→ **What the task asks**
Scan the listing below. Report each line that includes "открытый".

*** Extracted data ***

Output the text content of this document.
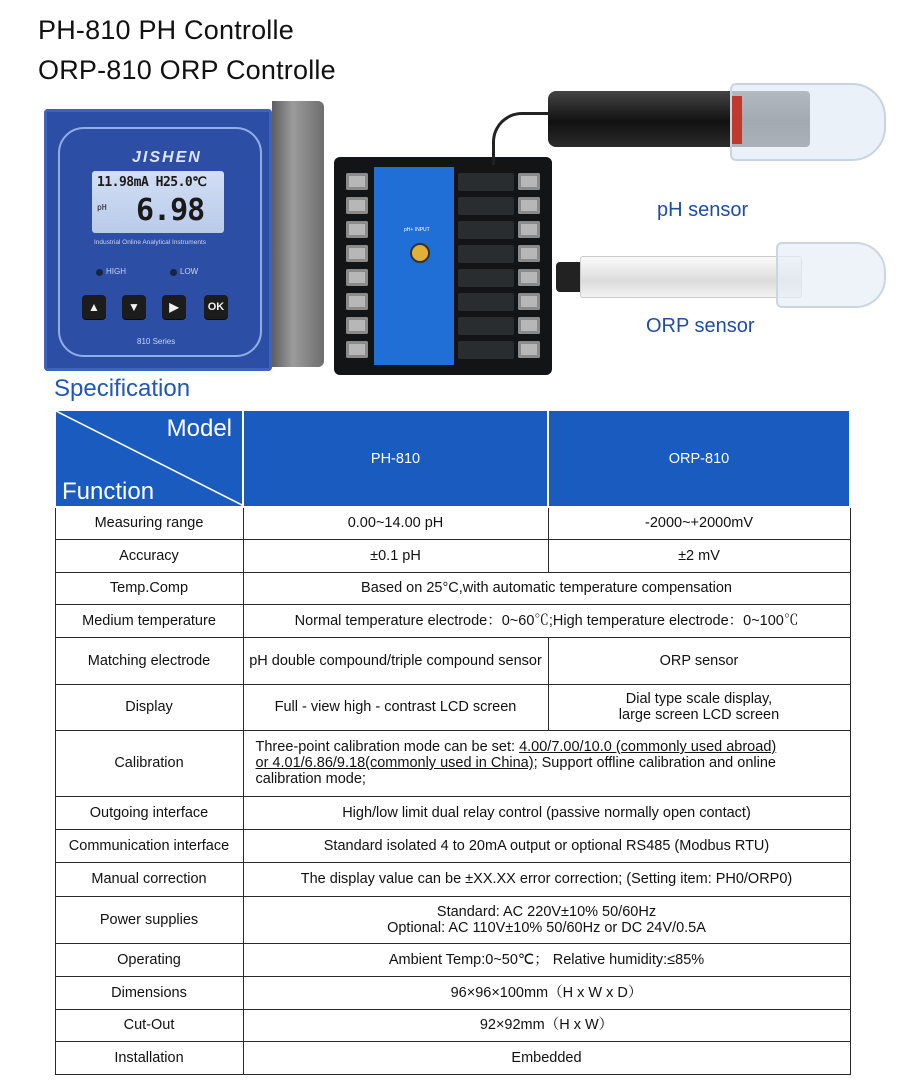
PH-810 PH Controlle
ORP-810 ORP Controlle
JISHEN
11.98mA H25.0℃
pH 6.98
Industrial Online Analytical Instruments
HIGH	LOW
▲	▼	▶	OK
810 Series
pH+ INPUT
pH sensor
ORP sensor
Specification
Model
Function	PH-810	ORP-810
Measuring range	0.00~14.00 pH	-2000~+2000mV
Accuracy	±0.1 pH	±2 mV
Temp.Comp	Based on 25°C,with automatic temperature compensation	
Medium temperature	Normal temperature electrode：0~60℃;High temperature electrode：0~100℃	
Matching electrode	pH double compound/triple compound sensor	ORP sensor
Display	Full - view high - contrast LCD screen	Dial type scale display,
large screen LCD screen
Calibration	Three-point calibration mode can be set: 4.00/7.00/10.0 (commonly used abroad)
or 4.01/6.86/9.18(commonly used in China); Support offline calibration and online calibration mode;	
Outgoing interface	High/low limit dual relay control (passive normally open contact)	
Communication interface	Standard isolated 4 to 20mA output or optional RS485 (Modbus RTU)	
Manual correction	The display value can be ±XX.XX error correction; (Setting item: PH0/ORP0)	
Power supplies	Standard: AC 220V±10% 50/60Hz
Optional: AC 110V±10% 50/60Hz or DC 24V/0.5A	
Operating	Ambient Temp:0~50℃； Relative humidity:≤85%	
Dimensions	96×96×100mm（H x W x D）	
Cut-Out	92×92mm（H x W）	
Installation	Embedded	
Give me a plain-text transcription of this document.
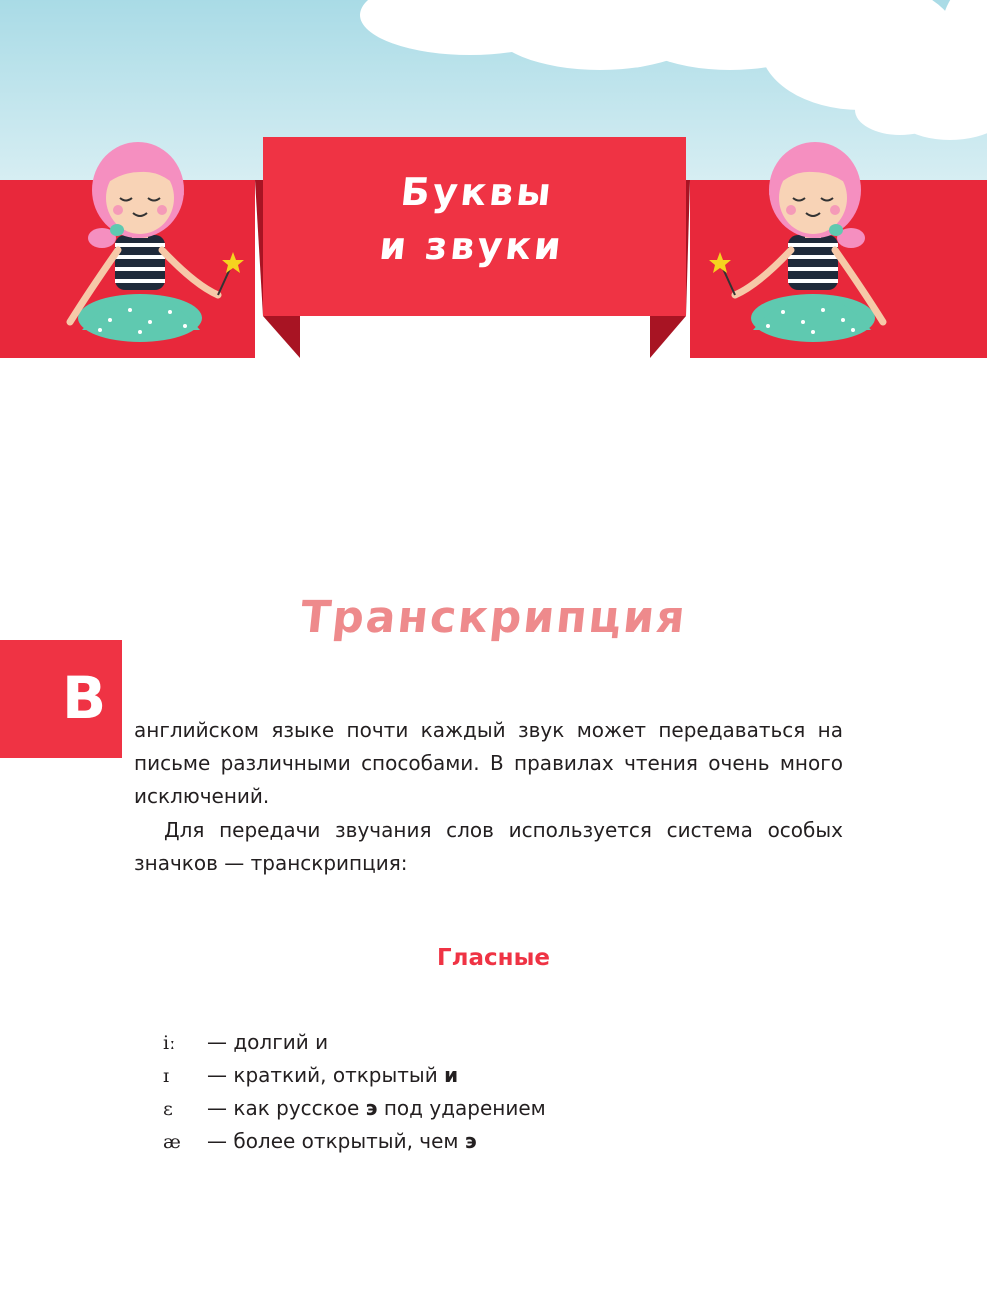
Буквы
и звуки
Транскрипция
В английском языке почти каждый звук может передаваться на письме различными способами. В правилах чтения очень много исключений.
Для передачи звучания слов используется система особых значков — транскрипция:
Гласные
iː — долгий и
ɪ — краткий, открытый и
ɛ — как русское э под ударением
æ — более открытый, чем э
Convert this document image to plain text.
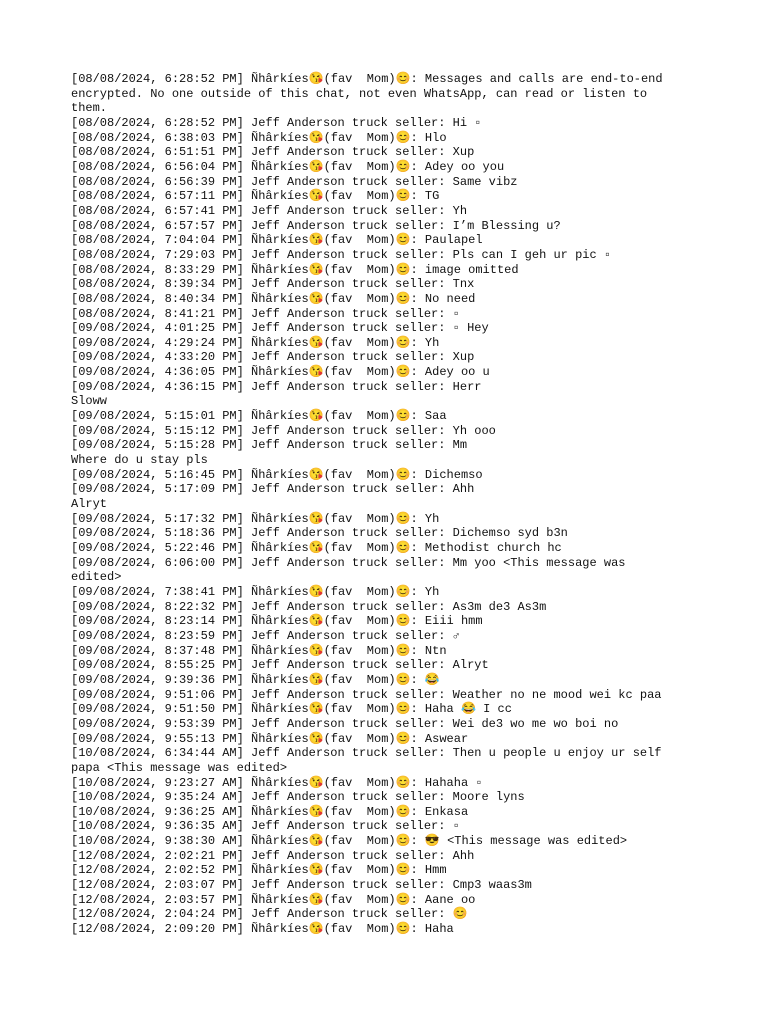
[08/08/2024, 6:28:52 PM] Ñhârkíes😘(fav  Mom)😊: Messages and calls are end-to-end

encrypted. No one outside of this chat, not even WhatsApp, can read or listen to

them.

[08/08/2024, 6:28:52 PM] Jeff Anderson truck seller: Hi ▫

[08/08/2024, 6:38:03 PM] Ñhârkíes😘(fav  Mom)😊: Hlo

[08/08/2024, 6:51:51 PM] Jeff Anderson truck seller: Xup

[08/08/2024, 6:56:04 PM] Ñhârkíes😘(fav  Mom)😊: Adey oo you

[08/08/2024, 6:56:39 PM] Jeff Anderson truck seller: Same vibz

[08/08/2024, 6:57:11 PM] Ñhârkíes😘(fav  Mom)😊: TG

[08/08/2024, 6:57:41 PM] Jeff Anderson truck seller: Yh

[08/08/2024, 6:57:57 PM] Jeff Anderson truck seller: I’m Blessing u?

[08/08/2024, 7:04:04 PM] Ñhârkíes😘(fav  Mom)😊: Paulapel

[08/08/2024, 7:29:03 PM] Jeff Anderson truck seller: Pls can I geh ur pic ▫

[08/08/2024, 8:33:29 PM] Ñhârkíes😘(fav  Mom)😊: image omitted

[08/08/2024, 8:39:34 PM] Jeff Anderson truck seller: Tnx

[08/08/2024, 8:40:34 PM] Ñhârkíes😘(fav  Mom)😊: No need

[08/08/2024, 8:41:21 PM] Jeff Anderson truck seller: ▫

[09/08/2024, 4:01:25 PM] Jeff Anderson truck seller: ▫ Hey

[09/08/2024, 4:29:24 PM] Ñhârkíes😘(fav  Mom)😊: Yh

[09/08/2024, 4:33:20 PM] Jeff Anderson truck seller: Xup

[09/08/2024, 4:36:05 PM] Ñhârkíes😘(fav  Mom)😊: Adey oo u

[09/08/2024, 4:36:15 PM] Jeff Anderson truck seller: Herr

Sloww

[09/08/2024, 5:15:01 PM] Ñhârkíes😘(fav  Mom)😊: Saa

[09/08/2024, 5:15:12 PM] Jeff Anderson truck seller: Yh ooo

[09/08/2024, 5:15:28 PM] Jeff Anderson truck seller: Mm

Where do u stay pls

[09/08/2024, 5:16:45 PM] Ñhârkíes😘(fav  Mom)😊: Dichemso

[09/08/2024, 5:17:09 PM] Jeff Anderson truck seller: Ahh

Alryt

[09/08/2024, 5:17:32 PM] Ñhârkíes😘(fav  Mom)😊: Yh

[09/08/2024, 5:18:36 PM] Jeff Anderson truck seller: Dichemso syd b3n

[09/08/2024, 5:22:46 PM] Ñhârkíes😘(fav  Mom)😊: Methodist church hc

[09/08/2024, 6:06:00 PM] Jeff Anderson truck seller: Mm yoo <This message was

edited>

[09/08/2024, 7:38:41 PM] Ñhârkíes😘(fav  Mom)😊: Yh

[09/08/2024, 8:22:32 PM] Jeff Anderson truck seller: As3m de3 As3m

[09/08/2024, 8:23:14 PM] Ñhârkíes😘(fav  Mom)😊: Eiii hmm

[09/08/2024, 8:23:59 PM] Jeff Anderson truck seller: ♂

[09/08/2024, 8:37:48 PM] Ñhârkíes😘(fav  Mom)😊: Ntn

[09/08/2024, 8:55:25 PM] Jeff Anderson truck seller: Alryt

[09/08/2024, 9:39:36 PM] Ñhârkíes😘(fav  Mom)😊: 😂

[09/08/2024, 9:51:06 PM] Jeff Anderson truck seller: Weather no ne mood wei kc paa

[09/08/2024, 9:51:50 PM] Ñhârkíes😘(fav  Mom)😊: Haha 😂 I cc

[09/08/2024, 9:53:39 PM] Jeff Anderson truck seller: Wei de3 wo me wo boi no

[09/08/2024, 9:55:13 PM] Ñhârkíes😘(fav  Mom)😊: Aswear

[10/08/2024, 6:34:44 AM] Jeff Anderson truck seller: Then u people u enjoy ur self

papa <This message was edited>

[10/08/2024, 9:23:27 AM] Ñhârkíes😘(fav  Mom)😊: Hahaha ▫

[10/08/2024, 9:35:24 AM] Jeff Anderson truck seller: Moore lyns

[10/08/2024, 9:36:25 AM] Ñhârkíes😘(fav  Mom)😊: Enkasa

[10/08/2024, 9:36:35 AM] Jeff Anderson truck seller: ▫

[10/08/2024, 9:38:30 AM] Ñhârkíes😘(fav  Mom)😊: 😎 <This message was edited>

[12/08/2024, 2:02:21 PM] Jeff Anderson truck seller: Ahh

[12/08/2024, 2:02:52 PM] Ñhârkíes😘(fav  Mom)😊: Hmm

[12/08/2024, 2:03:07 PM] Jeff Anderson truck seller: Cmp3 waas3m

[12/08/2024, 2:03:57 PM] Ñhârkíes😘(fav  Mom)😊: Aane oo

[12/08/2024, 2:04:24 PM] Jeff Anderson truck seller: 😊

[12/08/2024, 2:09:20 PM] Ñhârkíes😘(fav  Mom)😊: Haha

***

→ **Task output**
ɪ — краткий, открытый и
æ — более открытый, чем э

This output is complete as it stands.